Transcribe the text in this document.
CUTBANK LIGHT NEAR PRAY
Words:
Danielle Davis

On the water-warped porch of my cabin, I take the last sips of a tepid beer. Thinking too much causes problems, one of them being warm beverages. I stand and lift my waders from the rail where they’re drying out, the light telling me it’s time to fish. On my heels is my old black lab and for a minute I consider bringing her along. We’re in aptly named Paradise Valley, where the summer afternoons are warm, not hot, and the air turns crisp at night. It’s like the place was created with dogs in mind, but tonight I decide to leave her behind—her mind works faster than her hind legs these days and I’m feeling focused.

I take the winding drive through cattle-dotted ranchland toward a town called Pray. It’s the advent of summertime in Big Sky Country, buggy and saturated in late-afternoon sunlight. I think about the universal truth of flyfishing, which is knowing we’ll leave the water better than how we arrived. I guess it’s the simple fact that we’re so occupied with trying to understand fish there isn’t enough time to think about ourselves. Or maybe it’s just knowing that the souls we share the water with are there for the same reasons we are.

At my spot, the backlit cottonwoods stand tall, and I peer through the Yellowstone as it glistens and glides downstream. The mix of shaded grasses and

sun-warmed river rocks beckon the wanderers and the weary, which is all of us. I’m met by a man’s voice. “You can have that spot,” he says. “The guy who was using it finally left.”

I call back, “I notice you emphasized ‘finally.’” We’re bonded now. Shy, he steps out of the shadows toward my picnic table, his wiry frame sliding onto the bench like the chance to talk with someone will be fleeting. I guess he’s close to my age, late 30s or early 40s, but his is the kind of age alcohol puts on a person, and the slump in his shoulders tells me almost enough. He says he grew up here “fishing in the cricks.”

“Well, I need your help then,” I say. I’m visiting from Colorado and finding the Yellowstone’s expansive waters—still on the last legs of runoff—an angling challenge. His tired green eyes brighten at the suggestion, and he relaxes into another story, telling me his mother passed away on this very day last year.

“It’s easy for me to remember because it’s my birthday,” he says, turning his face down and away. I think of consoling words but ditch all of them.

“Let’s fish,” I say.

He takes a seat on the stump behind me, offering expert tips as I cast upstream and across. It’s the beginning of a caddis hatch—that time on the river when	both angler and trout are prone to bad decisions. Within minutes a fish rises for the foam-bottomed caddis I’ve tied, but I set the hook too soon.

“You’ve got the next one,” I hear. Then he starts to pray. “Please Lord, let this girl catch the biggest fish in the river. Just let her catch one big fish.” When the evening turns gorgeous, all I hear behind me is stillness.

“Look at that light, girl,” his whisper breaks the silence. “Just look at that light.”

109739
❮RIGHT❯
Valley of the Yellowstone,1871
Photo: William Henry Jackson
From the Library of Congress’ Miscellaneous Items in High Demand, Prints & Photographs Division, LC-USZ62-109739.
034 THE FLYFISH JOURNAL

========

Exercise task:
Extract every line containing the string "which" from the data above.

Full solution:
I take the winding drive through cattle-dotted ranchland toward a town called Pray. It’s the advent of summertime in Big Sky Country, buggy and saturated in late-afternoon sunlight. I think about the universal truth of flyfishing, which is knowing we’ll leave the water better than how we arrived. I guess it’s the simple fact that we’re so occupied with trying to understand fish there isn’t enough time to think about ourselves. Or maybe it’s just knowing that the souls we share the water with are there for the same reasons we are.
sun-warmed river rocks beckon the wanderers and the weary, which is all of us. I’m met by a man’s voice. “You can have that spot,” he says. “The guy who was using it finally left.”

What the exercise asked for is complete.